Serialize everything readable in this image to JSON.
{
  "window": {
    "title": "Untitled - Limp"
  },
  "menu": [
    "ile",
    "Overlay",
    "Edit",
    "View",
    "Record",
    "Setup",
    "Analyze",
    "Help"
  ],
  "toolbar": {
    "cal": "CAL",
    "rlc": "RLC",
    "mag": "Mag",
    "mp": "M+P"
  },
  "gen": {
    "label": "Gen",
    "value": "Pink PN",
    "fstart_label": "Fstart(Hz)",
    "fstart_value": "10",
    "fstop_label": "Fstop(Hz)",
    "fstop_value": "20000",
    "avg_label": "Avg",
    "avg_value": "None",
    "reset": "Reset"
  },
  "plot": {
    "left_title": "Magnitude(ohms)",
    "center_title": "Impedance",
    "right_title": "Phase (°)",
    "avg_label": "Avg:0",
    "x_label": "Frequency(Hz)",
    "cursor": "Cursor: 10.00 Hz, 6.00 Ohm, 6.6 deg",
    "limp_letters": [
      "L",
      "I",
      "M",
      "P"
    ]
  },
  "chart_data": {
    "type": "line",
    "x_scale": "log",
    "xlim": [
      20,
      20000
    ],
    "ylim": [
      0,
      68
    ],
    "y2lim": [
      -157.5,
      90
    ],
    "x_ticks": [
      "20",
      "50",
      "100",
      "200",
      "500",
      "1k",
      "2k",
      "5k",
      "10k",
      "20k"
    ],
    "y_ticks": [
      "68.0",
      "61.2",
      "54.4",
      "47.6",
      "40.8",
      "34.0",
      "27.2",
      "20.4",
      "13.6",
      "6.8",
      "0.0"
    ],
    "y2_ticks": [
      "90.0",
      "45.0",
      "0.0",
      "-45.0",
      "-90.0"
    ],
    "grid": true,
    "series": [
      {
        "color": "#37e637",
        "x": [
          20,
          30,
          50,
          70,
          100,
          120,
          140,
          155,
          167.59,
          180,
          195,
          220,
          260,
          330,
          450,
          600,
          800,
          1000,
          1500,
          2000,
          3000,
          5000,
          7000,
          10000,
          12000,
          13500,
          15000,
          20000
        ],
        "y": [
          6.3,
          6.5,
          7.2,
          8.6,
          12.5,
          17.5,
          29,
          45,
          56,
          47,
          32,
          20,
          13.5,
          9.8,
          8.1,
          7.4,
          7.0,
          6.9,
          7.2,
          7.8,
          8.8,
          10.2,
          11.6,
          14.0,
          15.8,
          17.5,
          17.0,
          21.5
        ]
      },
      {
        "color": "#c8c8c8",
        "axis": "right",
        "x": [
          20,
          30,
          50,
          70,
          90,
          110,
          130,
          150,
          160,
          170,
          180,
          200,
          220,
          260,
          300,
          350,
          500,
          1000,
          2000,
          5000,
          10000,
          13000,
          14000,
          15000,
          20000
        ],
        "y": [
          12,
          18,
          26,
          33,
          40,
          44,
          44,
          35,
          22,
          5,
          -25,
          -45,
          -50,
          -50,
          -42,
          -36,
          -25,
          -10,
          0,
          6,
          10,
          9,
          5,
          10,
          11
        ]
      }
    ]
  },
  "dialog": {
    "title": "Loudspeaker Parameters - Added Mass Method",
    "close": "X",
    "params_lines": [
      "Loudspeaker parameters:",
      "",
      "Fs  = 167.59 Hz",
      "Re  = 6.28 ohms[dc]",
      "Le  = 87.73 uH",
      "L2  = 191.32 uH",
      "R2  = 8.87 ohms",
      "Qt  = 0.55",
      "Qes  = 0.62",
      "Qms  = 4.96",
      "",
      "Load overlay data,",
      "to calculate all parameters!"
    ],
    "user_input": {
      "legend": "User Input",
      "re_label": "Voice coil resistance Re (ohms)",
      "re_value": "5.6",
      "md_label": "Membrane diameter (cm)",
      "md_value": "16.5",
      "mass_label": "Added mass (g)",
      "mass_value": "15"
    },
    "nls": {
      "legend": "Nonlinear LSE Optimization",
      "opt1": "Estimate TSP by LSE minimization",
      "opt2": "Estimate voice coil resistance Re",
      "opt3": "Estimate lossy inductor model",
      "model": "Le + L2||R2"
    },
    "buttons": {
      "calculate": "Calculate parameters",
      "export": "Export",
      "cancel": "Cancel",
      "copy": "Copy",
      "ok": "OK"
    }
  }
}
-*-
Say how many lines hold the word "resistance", giving the number and nothing else.

> _Correct output_:
2